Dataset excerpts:
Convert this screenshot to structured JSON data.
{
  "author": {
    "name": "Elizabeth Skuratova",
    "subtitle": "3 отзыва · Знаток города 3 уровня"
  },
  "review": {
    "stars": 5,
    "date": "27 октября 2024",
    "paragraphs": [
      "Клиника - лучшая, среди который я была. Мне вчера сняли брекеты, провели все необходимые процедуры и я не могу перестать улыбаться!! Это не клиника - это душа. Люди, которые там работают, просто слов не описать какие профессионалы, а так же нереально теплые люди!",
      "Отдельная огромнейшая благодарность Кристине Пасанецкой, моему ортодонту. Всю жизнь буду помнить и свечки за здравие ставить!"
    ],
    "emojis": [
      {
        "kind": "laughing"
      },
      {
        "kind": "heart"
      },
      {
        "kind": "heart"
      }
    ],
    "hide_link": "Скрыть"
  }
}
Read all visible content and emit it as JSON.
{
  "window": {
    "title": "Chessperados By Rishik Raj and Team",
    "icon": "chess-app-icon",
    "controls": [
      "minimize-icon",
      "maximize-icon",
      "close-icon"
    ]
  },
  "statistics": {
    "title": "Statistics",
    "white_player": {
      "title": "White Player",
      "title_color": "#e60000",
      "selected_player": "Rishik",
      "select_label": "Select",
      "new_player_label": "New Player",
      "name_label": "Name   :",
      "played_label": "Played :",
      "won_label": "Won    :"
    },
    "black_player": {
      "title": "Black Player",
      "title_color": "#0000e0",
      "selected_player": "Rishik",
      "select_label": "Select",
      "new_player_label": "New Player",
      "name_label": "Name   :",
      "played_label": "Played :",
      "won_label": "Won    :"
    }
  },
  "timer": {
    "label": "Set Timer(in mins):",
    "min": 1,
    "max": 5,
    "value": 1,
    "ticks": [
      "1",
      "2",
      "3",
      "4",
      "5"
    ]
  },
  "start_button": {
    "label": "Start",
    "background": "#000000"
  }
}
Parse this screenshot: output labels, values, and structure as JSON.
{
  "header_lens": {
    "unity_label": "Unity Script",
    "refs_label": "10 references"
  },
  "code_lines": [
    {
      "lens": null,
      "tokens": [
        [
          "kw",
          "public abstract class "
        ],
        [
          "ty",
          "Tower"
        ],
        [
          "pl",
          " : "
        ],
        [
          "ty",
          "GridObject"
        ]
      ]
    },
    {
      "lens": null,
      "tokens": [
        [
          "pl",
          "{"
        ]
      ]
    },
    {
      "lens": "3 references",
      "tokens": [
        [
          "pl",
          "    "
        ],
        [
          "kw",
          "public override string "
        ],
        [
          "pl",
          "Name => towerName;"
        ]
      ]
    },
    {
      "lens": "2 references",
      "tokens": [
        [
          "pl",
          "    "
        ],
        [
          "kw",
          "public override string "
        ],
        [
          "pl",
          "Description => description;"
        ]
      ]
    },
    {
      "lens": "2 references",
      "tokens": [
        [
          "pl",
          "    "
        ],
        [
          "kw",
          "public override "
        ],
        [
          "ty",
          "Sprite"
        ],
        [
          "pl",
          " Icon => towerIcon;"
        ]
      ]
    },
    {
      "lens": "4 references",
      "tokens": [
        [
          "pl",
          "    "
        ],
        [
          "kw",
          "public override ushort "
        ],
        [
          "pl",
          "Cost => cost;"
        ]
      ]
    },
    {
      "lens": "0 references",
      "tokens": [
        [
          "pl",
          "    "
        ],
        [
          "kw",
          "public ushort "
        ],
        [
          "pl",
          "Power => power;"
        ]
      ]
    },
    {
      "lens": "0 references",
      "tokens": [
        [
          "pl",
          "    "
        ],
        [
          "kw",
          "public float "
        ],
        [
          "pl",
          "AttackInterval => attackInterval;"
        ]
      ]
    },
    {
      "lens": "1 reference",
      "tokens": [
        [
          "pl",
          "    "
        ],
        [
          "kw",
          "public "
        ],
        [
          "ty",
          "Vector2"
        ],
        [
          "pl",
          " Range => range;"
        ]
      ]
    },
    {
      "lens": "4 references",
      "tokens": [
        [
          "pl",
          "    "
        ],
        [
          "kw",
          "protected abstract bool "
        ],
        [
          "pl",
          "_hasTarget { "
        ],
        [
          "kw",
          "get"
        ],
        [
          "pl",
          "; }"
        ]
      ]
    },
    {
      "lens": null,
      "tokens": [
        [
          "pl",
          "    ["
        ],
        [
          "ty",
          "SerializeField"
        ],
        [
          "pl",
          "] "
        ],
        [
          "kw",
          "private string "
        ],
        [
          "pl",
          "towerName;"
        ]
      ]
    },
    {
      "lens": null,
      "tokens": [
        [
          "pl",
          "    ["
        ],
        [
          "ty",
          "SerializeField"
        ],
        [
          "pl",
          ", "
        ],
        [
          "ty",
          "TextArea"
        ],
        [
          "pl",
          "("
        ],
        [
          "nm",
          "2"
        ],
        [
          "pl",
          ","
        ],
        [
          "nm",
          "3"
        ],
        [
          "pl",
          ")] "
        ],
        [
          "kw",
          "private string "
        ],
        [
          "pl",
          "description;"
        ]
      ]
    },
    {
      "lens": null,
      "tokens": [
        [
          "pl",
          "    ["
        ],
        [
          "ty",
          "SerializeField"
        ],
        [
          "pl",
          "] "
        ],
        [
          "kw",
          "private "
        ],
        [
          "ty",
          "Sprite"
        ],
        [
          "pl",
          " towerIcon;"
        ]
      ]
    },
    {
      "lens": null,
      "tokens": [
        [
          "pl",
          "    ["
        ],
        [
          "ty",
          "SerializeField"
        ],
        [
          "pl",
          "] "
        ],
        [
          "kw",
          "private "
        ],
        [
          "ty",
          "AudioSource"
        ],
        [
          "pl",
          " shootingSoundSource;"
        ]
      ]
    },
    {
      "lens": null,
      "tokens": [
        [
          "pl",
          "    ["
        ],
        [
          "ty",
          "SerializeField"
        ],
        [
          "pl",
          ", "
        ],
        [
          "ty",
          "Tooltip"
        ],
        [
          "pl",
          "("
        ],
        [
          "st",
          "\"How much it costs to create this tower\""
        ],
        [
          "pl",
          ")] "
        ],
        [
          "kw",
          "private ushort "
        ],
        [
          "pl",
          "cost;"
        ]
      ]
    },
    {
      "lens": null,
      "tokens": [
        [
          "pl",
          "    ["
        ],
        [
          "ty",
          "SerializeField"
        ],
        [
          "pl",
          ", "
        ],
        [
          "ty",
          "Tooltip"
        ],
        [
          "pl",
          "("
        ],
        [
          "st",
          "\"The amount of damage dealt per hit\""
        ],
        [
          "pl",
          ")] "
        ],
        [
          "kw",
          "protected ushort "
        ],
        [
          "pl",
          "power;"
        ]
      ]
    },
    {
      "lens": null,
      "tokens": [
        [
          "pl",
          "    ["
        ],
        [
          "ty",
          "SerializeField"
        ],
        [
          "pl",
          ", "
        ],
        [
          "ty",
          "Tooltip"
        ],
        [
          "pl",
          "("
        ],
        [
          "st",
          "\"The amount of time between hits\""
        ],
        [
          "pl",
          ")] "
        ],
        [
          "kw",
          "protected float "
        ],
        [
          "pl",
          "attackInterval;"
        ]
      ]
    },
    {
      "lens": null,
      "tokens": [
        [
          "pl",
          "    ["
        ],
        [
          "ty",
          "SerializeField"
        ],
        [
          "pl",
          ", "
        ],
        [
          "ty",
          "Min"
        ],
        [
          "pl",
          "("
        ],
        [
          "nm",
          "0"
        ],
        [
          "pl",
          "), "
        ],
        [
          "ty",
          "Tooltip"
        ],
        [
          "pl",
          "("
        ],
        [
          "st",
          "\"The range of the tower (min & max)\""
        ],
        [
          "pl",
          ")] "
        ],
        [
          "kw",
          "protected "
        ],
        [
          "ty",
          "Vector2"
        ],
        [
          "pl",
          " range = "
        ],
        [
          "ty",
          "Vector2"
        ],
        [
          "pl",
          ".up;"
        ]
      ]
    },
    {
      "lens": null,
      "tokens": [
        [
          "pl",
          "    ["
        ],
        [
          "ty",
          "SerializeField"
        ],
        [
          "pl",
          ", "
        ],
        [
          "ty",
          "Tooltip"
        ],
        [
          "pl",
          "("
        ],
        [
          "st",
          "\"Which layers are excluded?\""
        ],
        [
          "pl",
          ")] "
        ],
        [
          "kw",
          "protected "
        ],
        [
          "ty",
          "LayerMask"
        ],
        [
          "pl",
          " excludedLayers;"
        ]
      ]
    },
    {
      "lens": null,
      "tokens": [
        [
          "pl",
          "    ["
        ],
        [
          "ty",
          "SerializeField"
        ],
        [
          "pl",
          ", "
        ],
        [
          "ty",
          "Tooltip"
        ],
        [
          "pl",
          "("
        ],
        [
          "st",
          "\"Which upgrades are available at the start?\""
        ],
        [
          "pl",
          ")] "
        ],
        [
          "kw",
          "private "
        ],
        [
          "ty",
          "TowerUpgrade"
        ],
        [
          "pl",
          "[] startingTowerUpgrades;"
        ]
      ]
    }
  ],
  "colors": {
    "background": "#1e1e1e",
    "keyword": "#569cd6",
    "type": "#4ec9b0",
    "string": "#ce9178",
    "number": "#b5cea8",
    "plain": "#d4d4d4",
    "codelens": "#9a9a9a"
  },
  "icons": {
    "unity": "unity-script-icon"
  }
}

▶ **What the exercise asks**
Look through the material above and pick out each line holding the word "override".

▶ **Task answer**
          "public override string "
          "public override string "
          "public override "
          "public override ushort "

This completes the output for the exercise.